====== ROWS ======

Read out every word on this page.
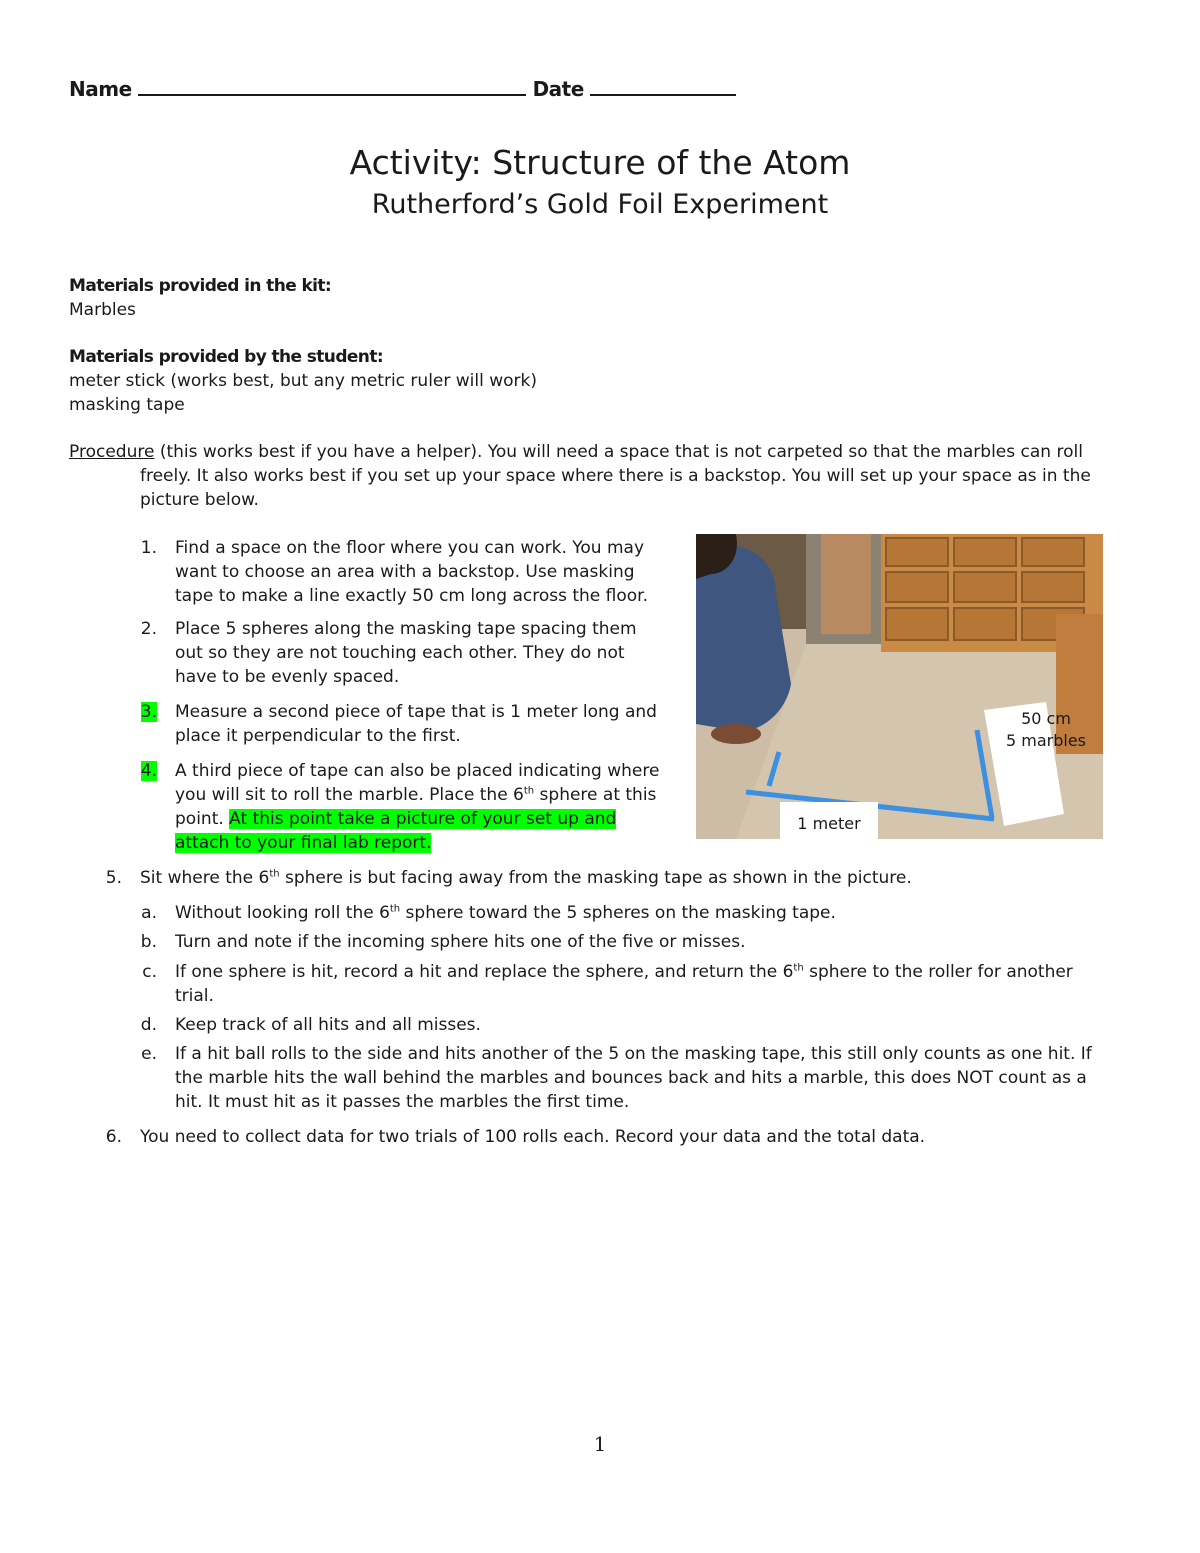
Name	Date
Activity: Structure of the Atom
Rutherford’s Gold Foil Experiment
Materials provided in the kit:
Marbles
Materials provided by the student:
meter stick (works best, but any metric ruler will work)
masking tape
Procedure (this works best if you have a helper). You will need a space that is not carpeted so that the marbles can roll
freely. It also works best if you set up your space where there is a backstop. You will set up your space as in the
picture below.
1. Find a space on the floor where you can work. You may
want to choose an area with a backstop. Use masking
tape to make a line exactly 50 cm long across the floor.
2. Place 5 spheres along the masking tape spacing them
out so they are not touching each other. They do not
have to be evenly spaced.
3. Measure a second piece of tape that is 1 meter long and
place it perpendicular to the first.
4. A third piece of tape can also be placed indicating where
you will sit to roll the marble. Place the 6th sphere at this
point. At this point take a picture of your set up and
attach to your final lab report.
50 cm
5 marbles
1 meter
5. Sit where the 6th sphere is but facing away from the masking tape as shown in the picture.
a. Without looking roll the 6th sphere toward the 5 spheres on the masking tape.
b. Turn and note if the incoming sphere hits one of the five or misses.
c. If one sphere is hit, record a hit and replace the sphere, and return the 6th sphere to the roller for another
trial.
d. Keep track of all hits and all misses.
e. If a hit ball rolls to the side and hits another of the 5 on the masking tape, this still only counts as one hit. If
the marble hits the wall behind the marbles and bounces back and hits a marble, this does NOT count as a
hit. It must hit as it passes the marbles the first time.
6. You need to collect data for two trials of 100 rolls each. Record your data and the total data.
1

======

» AIM OF THE EXERCISE
Examine the records and pull out every line where the string "first" occurs.

» COMPLETED TASK
place it perpendicular to the first.
hit. It must hit as it passes the marbles the first time.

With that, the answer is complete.